### Raw records
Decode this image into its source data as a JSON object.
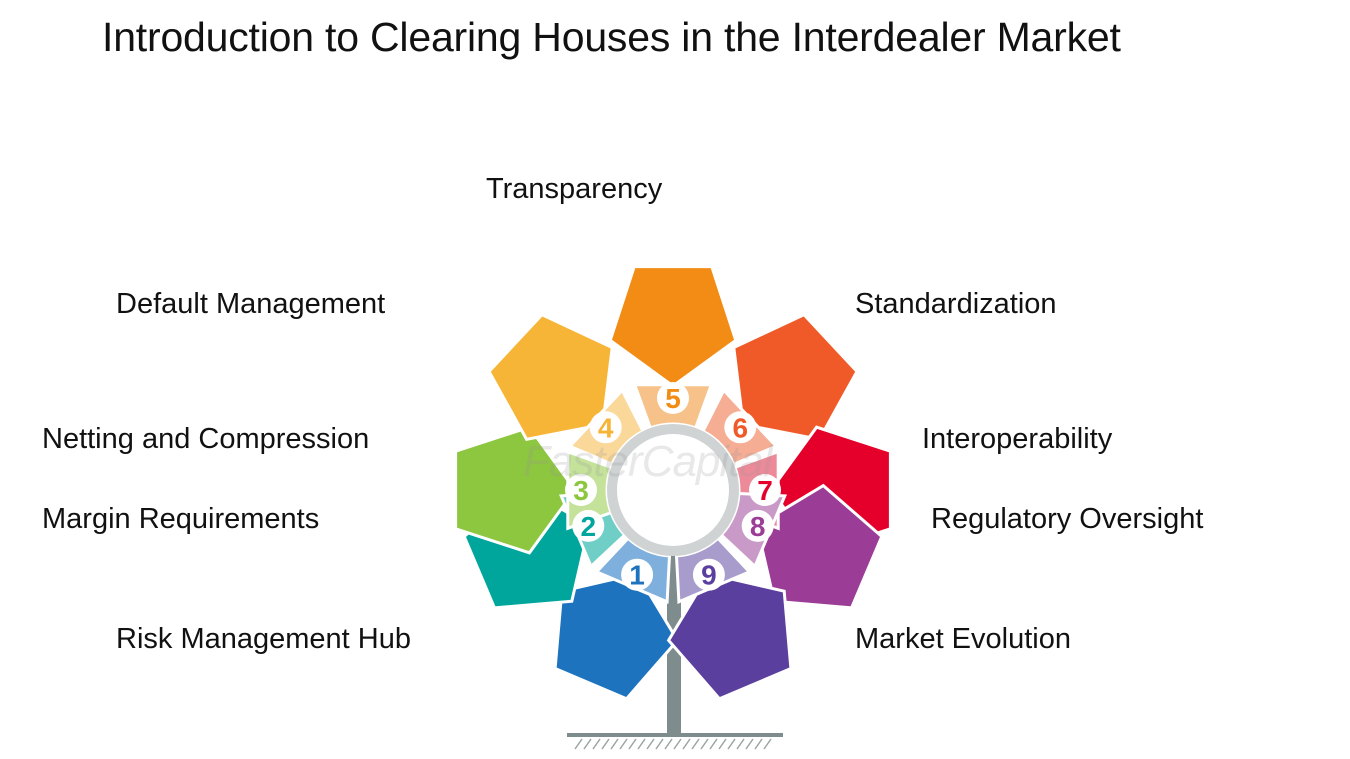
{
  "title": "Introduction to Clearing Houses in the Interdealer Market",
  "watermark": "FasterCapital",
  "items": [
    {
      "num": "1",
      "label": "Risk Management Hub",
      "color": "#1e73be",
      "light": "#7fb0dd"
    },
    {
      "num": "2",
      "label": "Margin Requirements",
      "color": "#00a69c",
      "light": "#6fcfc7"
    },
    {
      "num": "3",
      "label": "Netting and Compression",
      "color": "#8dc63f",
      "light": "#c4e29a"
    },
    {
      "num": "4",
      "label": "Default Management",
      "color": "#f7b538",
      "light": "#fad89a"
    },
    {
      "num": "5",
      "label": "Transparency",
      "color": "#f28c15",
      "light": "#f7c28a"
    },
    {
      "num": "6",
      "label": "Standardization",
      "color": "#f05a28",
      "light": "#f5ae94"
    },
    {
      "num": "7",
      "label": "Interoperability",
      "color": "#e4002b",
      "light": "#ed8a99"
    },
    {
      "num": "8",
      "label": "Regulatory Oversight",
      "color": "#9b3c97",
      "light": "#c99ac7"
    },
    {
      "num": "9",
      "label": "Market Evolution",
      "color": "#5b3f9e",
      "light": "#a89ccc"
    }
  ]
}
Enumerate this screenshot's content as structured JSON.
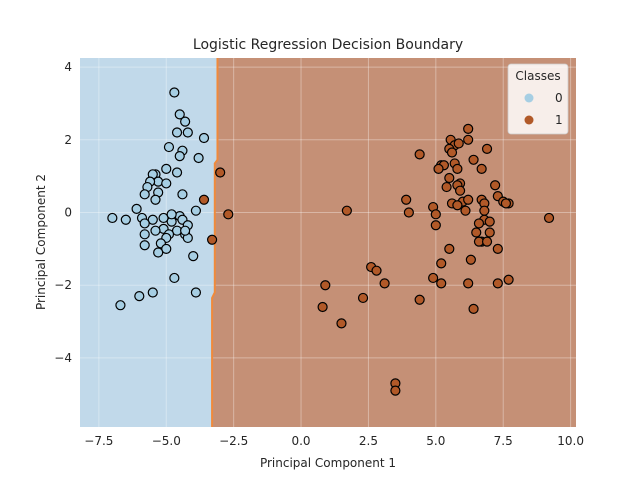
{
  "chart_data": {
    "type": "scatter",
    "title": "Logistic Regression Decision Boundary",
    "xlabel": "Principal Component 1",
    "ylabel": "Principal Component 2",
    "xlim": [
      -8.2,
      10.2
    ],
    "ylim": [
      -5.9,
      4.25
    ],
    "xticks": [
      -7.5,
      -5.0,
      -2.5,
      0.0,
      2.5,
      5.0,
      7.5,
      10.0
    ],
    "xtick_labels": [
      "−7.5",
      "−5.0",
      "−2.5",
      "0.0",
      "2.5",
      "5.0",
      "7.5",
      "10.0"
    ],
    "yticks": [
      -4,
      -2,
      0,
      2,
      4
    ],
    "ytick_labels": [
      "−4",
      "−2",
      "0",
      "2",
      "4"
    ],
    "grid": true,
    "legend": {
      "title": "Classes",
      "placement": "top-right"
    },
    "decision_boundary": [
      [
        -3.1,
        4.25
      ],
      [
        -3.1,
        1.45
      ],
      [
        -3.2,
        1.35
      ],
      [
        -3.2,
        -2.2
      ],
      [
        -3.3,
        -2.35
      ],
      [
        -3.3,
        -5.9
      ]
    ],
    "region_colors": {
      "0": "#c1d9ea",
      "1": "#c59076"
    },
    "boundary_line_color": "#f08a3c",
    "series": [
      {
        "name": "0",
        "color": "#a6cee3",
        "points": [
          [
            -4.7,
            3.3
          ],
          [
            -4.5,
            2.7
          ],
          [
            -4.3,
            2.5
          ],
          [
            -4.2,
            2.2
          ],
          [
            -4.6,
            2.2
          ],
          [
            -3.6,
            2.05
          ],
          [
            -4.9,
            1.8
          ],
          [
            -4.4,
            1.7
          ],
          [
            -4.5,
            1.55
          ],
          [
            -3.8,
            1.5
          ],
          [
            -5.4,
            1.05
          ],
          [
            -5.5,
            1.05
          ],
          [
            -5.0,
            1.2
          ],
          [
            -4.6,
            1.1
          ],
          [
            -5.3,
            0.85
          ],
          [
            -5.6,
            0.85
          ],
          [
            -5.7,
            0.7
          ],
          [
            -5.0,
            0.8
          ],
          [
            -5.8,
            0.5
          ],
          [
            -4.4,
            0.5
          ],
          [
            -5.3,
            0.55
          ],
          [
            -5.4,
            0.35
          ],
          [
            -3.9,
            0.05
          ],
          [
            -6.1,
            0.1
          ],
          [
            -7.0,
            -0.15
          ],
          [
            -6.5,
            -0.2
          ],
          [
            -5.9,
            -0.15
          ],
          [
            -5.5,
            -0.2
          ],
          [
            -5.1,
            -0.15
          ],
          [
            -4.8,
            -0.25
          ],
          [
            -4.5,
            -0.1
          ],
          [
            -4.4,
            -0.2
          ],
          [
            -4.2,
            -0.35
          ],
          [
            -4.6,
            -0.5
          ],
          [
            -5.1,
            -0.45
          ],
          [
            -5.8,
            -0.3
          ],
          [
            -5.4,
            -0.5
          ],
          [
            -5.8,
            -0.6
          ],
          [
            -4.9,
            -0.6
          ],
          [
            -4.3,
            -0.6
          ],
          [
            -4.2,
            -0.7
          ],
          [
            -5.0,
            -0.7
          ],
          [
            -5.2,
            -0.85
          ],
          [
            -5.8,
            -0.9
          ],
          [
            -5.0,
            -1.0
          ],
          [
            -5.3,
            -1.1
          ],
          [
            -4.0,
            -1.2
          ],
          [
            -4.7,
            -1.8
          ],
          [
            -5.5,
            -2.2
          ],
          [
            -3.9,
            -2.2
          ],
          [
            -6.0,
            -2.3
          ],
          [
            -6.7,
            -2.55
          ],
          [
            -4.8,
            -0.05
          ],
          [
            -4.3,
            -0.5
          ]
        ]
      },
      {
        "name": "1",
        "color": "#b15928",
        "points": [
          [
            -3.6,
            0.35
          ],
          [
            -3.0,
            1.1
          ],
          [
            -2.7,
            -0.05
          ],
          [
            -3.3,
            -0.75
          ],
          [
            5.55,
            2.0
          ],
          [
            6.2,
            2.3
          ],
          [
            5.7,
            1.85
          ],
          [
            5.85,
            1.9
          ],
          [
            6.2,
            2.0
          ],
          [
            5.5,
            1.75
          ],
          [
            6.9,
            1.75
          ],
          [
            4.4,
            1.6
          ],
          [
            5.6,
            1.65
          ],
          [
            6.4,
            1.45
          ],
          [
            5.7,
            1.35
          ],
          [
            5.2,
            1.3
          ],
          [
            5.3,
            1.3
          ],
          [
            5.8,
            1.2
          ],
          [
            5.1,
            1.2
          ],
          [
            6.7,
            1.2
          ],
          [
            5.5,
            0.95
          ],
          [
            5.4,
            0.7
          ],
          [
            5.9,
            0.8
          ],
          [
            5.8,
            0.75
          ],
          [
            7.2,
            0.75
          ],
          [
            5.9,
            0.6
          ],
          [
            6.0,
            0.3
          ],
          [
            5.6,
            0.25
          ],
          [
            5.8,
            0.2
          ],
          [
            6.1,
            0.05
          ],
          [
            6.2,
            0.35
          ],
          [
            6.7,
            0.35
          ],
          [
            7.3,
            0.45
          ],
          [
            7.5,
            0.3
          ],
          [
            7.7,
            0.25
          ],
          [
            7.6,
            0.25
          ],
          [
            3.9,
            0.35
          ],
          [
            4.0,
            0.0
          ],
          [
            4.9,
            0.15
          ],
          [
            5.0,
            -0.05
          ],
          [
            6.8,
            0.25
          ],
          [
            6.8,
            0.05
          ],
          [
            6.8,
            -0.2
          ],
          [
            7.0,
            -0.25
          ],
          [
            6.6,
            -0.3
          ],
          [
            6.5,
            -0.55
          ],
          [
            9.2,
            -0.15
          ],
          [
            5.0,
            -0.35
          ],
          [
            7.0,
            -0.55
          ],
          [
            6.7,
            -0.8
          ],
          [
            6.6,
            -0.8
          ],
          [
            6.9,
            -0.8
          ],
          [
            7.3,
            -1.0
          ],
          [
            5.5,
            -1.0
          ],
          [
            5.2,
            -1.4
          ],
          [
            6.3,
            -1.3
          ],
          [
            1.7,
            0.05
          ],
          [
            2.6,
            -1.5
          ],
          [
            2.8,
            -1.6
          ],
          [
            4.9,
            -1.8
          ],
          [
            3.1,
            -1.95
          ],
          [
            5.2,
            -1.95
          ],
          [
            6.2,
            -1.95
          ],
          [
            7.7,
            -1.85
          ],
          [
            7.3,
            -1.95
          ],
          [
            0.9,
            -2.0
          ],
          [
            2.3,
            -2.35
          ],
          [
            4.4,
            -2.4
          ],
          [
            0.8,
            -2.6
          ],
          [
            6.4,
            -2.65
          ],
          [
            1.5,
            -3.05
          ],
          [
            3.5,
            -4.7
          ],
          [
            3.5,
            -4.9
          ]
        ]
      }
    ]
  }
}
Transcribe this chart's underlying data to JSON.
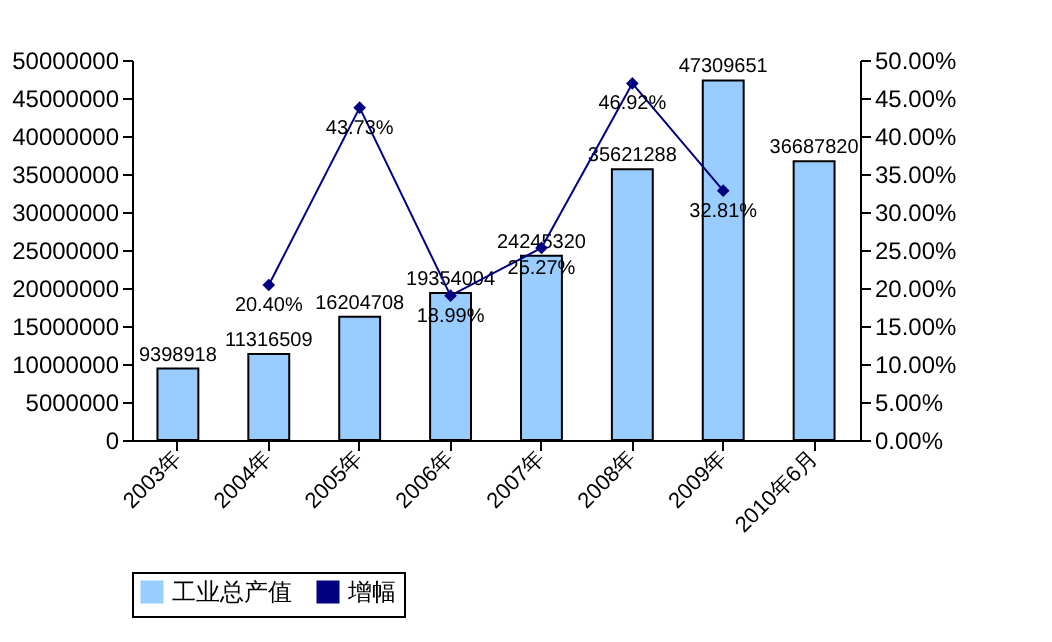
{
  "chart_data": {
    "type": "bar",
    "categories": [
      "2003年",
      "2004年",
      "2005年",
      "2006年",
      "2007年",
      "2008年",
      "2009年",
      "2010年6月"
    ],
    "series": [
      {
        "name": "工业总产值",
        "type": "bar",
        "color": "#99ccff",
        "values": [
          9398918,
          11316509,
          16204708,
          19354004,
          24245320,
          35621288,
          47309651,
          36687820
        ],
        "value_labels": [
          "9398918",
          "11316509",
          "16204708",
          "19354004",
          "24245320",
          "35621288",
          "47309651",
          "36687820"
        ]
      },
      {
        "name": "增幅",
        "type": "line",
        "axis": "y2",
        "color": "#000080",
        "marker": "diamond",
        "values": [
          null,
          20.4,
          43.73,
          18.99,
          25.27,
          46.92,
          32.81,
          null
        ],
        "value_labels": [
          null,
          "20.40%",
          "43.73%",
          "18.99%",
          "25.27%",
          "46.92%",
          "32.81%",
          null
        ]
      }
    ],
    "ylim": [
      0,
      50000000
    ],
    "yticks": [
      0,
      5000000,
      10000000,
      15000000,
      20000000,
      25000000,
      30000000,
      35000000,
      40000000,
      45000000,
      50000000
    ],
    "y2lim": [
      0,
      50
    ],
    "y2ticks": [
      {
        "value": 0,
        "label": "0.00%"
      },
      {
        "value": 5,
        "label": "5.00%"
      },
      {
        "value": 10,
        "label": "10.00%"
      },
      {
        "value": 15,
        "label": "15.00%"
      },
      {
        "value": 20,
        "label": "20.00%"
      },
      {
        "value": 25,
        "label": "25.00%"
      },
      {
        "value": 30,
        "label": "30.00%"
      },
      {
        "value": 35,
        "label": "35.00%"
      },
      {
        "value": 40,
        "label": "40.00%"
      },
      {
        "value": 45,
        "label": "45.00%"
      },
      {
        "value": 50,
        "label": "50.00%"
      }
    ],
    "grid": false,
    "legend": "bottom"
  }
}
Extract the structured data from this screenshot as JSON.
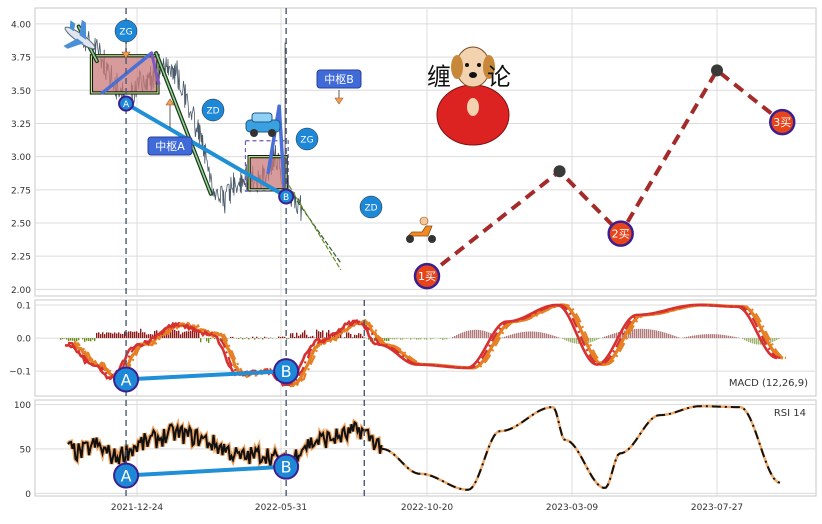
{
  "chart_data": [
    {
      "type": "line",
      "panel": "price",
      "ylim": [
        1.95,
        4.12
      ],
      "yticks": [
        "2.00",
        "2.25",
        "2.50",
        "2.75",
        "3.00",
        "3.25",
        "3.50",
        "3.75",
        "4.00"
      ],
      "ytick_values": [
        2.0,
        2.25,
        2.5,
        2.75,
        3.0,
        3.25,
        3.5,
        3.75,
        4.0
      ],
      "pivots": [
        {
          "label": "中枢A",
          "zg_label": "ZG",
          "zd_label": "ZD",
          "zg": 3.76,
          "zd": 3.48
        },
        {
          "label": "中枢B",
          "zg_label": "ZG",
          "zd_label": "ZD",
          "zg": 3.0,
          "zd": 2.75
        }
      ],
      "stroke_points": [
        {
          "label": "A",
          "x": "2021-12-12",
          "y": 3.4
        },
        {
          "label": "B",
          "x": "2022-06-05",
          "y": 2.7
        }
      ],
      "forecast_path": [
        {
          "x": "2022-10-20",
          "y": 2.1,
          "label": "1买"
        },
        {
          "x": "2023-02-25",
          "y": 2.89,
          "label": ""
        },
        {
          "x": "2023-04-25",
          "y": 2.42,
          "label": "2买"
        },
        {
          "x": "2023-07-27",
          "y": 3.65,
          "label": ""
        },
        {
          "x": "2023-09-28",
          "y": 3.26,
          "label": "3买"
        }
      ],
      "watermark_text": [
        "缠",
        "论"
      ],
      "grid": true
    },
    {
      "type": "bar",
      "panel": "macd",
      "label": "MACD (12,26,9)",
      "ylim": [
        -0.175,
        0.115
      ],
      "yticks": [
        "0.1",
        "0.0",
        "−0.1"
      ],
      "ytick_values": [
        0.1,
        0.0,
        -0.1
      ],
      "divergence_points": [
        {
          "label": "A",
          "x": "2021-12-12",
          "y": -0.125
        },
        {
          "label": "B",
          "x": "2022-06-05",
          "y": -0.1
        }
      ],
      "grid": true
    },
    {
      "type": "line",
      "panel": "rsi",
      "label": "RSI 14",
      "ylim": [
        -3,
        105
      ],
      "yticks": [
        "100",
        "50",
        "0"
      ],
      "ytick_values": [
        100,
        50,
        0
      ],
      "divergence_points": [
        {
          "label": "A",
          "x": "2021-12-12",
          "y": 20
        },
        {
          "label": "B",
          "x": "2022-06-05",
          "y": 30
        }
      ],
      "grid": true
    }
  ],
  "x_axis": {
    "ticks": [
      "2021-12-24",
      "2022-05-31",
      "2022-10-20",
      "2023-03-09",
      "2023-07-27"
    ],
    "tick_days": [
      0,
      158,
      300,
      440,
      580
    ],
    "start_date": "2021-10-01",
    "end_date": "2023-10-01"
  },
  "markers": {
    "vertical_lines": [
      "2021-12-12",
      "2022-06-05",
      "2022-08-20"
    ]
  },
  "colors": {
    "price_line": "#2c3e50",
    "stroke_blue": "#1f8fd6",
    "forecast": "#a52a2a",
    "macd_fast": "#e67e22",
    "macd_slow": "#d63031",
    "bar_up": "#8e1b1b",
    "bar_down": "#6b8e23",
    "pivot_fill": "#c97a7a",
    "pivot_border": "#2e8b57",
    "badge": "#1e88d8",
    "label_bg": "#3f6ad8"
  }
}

### Work to do
Go through the entries above and count the lines containing the word "Market"; give only that count.

### Expected answer
2